*STORED DATA*
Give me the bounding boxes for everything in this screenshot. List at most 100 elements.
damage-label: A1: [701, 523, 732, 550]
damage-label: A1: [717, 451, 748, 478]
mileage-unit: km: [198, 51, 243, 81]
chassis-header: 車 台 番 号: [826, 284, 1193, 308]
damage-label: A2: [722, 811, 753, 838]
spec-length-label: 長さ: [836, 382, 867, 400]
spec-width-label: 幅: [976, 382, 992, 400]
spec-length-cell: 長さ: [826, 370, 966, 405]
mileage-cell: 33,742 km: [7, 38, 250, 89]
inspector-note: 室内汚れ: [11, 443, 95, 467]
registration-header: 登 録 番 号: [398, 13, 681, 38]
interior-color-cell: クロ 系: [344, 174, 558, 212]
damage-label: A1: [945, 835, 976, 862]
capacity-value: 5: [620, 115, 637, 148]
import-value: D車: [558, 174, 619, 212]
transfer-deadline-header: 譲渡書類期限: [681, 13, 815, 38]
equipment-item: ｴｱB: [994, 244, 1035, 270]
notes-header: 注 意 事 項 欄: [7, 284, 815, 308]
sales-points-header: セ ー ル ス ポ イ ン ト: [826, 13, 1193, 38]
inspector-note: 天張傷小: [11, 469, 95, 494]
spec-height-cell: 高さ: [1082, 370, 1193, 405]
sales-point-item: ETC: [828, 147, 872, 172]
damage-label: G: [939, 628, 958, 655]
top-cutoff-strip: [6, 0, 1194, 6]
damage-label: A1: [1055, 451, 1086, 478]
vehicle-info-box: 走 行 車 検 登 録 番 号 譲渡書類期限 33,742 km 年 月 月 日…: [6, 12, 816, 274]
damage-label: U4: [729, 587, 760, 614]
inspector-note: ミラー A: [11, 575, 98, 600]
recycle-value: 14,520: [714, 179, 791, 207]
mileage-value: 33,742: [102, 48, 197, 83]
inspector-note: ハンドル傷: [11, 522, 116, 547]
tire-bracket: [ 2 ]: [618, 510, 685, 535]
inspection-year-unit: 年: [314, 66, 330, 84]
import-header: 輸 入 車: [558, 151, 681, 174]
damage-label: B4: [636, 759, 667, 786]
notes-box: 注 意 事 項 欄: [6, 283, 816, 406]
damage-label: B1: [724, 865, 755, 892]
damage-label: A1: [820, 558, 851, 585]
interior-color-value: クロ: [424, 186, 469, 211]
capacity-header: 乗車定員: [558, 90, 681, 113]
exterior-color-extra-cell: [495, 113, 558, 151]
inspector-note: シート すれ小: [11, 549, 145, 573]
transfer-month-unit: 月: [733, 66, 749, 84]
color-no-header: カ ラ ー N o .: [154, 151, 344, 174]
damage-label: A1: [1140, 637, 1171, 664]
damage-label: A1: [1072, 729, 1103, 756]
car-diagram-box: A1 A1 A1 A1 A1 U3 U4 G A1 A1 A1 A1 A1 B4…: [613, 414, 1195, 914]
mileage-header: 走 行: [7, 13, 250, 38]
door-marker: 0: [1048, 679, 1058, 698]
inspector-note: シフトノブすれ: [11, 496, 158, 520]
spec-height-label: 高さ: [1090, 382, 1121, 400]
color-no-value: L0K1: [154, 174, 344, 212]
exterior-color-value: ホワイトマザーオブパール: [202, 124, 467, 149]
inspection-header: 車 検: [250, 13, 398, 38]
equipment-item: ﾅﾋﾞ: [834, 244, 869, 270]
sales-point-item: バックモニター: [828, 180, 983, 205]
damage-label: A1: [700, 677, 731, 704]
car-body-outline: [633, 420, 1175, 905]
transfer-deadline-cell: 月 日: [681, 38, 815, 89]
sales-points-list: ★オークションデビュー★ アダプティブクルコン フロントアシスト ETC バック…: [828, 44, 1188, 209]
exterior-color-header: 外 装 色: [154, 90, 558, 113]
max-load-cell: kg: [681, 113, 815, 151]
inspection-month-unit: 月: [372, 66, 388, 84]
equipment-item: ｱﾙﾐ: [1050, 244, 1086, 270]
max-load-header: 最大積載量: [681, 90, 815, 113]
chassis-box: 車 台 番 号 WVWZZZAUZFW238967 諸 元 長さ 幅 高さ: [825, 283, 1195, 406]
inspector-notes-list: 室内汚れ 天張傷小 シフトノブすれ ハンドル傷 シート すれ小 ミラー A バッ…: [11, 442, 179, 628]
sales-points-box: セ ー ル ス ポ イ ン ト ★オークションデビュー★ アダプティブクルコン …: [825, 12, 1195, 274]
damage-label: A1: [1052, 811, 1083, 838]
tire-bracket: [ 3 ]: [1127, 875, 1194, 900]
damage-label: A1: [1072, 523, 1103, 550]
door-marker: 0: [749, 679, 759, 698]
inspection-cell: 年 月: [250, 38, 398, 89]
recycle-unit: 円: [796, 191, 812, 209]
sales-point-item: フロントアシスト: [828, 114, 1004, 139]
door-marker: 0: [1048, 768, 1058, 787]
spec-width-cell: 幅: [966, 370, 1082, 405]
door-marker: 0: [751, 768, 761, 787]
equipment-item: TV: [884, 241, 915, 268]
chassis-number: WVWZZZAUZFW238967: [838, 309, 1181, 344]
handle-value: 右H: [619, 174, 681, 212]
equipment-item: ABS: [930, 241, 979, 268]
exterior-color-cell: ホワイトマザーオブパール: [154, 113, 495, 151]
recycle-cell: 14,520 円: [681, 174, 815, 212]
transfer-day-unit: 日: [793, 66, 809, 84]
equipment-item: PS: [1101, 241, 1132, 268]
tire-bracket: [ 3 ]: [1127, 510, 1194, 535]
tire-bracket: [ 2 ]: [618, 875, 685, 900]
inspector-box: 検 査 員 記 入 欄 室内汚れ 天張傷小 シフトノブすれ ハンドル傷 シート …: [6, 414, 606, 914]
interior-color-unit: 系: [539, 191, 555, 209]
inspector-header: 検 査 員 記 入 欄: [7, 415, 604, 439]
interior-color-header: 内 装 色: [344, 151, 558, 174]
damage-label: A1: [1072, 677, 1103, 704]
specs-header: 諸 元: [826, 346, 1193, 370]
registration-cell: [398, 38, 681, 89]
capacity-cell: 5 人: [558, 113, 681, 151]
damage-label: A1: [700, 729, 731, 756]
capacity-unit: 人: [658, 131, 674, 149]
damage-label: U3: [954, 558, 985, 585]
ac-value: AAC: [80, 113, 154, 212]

*WHAT TO PRODUCE*
Output every line of the data above verbatim, in the original order, with no changes.

*WRITTEN SOLUTION*
Give me the bounding boxes for everything in this screenshot. List at most 100 elements.
damage-label: A1: [701, 523, 732, 550]
damage-label: A1: [717, 451, 748, 478]
mileage-unit: km: [198, 51, 243, 81]
chassis-header: 車 台 番 号: [826, 284, 1193, 308]
damage-label: A2: [722, 811, 753, 838]
spec-length-label: 長さ: [836, 382, 867, 400]
spec-width-label: 幅: [976, 382, 992, 400]
spec-length-cell: 長さ: [826, 370, 966, 405]
mileage-cell: 33,742 km: [7, 38, 250, 89]
inspector-note: 室内汚れ: [11, 443, 95, 467]
registration-header: 登 録 番 号: [398, 13, 681, 38]
interior-color-cell: クロ 系: [344, 174, 558, 212]
damage-label: A1: [945, 835, 976, 862]
capacity-value: 5: [620, 115, 637, 148]
import-value: D車: [558, 174, 619, 212]
transfer-deadline-header: 譲渡書類期限: [681, 13, 815, 38]
equipment-item: ｴｱB: [994, 244, 1035, 270]
notes-header: 注 意 事 項 欄: [7, 284, 815, 308]
sales-points-header: セ ー ル ス ポ イ ン ト: [826, 13, 1193, 38]
inspector-note: 天張傷小: [11, 469, 95, 494]
spec-height-cell: 高さ: [1082, 370, 1193, 405]
sales-point-item: ETC: [828, 147, 872, 172]
damage-label: G: [939, 628, 958, 655]
top-cutoff-strip: [6, 0, 1194, 6]
damage-label: A1: [1055, 451, 1086, 478]
vehicle-info-box: 走 行 車 検 登 録 番 号 譲渡書類期限 33,742 km 年 月 月 日…: [6, 12, 816, 274]
damage-label: U4: [729, 587, 760, 614]
inspector-note: ミラー A: [11, 575, 98, 600]
recycle-value: 14,520: [714, 179, 791, 207]
mileage-value: 33,742: [102, 48, 197, 83]
inspector-note: ハンドル傷: [11, 522, 116, 547]
tire-bracket: [ 2 ]: [618, 510, 685, 535]
inspection-year-unit: 年: [314, 66, 330, 84]
import-header: 輸 入 車: [558, 151, 681, 174]
damage-label: B4: [636, 759, 667, 786]
notes-box: 注 意 事 項 欄: [6, 283, 816, 406]
damage-label: B1: [724, 865, 755, 892]
damage-label: A1: [820, 558, 851, 585]
interior-color-value: クロ: [424, 186, 469, 211]
capacity-header: 乗車定員: [558, 90, 681, 113]
exterior-color-extra-cell: [495, 113, 558, 151]
inspector-note: シート すれ小: [11, 549, 145, 573]
transfer-month-unit: 月: [733, 66, 749, 84]
color-no-header: カ ラ ー N o .: [154, 151, 344, 174]
damage-label: A1: [1140, 637, 1171, 664]
damage-label: A1: [1072, 729, 1103, 756]
car-diagram-box: A1 A1 A1 A1 A1 U3 U4 G A1 A1 A1 A1 A1 B4…: [613, 414, 1195, 914]
mileage-header: 走 行: [7, 13, 250, 38]
door-marker: 0: [1048, 679, 1058, 698]
inspector-note: シフトノブすれ: [11, 496, 158, 520]
spec-height-label: 高さ: [1090, 382, 1121, 400]
color-no-value: L0K1: [154, 174, 344, 212]
exterior-color-value: ホワイトマザーオブパール: [202, 124, 467, 149]
inspection-header: 車 検: [250, 13, 398, 38]
equipment-item: ﾅﾋﾞ: [834, 244, 869, 270]
sales-point-item: バックモニター: [828, 180, 983, 205]
damage-label: A1: [700, 677, 731, 704]
car-body-outline: [633, 420, 1175, 905]
transfer-deadline-cell: 月 日: [681, 38, 815, 89]
sales-points-list: ★オークションデビュー★ アダプティブクルコン フロントアシスト ETC バック…: [828, 44, 1188, 209]
exterior-color-header: 外 装 色: [154, 90, 558, 113]
max-load-cell: kg: [681, 113, 815, 151]
inspection-month-unit: 月: [372, 66, 388, 84]
equipment-item: ｱﾙﾐ: [1050, 244, 1086, 270]
max-load-header: 最大積載量: [681, 90, 815, 113]
chassis-box: 車 台 番 号 WVWZZZAUZFW238967 諸 元 長さ 幅 高さ: [825, 283, 1195, 406]
inspector-notes-list: 室内汚れ 天張傷小 シフトノブすれ ハンドル傷 シート すれ小 ミラー A バッ…: [11, 442, 179, 628]
sales-points-box: セ ー ル ス ポ イ ン ト ★オークションデビュー★ アダプティブクルコン …: [825, 12, 1195, 274]
damage-label: A1: [1052, 811, 1083, 838]
tire-bracket: [ 3 ]: [1127, 875, 1194, 900]
damage-label: A1: [1072, 523, 1103, 550]
door-marker: 0: [749, 679, 759, 698]
inspection-cell: 年 月: [250, 38, 398, 89]
recycle-unit: 円: [796, 191, 812, 209]
sales-point-item: フロントアシスト: [828, 114, 1004, 139]
door-marker: 0: [1048, 768, 1058, 787]
spec-width-cell: 幅: [966, 370, 1082, 405]
door-marker: 0: [751, 768, 761, 787]
equipment-item: TV: [884, 241, 915, 268]
chassis-number: WVWZZZAUZFW238967: [838, 309, 1181, 344]
handle-value: 右H: [619, 174, 681, 212]
equipment-item: ABS: [930, 241, 979, 268]
exterior-color-cell: ホワイトマザーオブパール: [154, 113, 495, 151]
recycle-cell: 14,520 円: [681, 174, 815, 212]
transfer-day-unit: 日: [793, 66, 809, 84]
equipment-item: PS: [1101, 241, 1132, 268]
tire-bracket: [ 3 ]: [1127, 510, 1194, 535]
tire-bracket: [ 2 ]: [618, 875, 685, 900]
inspector-box: 検 査 員 記 入 欄 室内汚れ 天張傷小 シフトノブすれ ハンドル傷 シート …: [6, 414, 606, 914]
interior-color-unit: 系: [539, 191, 555, 209]
inspector-header: 検 査 員 記 入 欄: [7, 415, 604, 439]
interior-color-header: 内 装 色: [344, 151, 558, 174]
damage-label: A1: [1072, 677, 1103, 704]
specs-header: 諸 元: [826, 346, 1193, 370]
registration-cell: [398, 38, 681, 89]
capacity-cell: 5 人: [558, 113, 681, 151]
damage-label: A1: [700, 729, 731, 756]
capacity-unit: 人: [658, 131, 674, 149]
damage-label: U3: [954, 558, 985, 585]
ac-value: AAC: [80, 113, 154, 212]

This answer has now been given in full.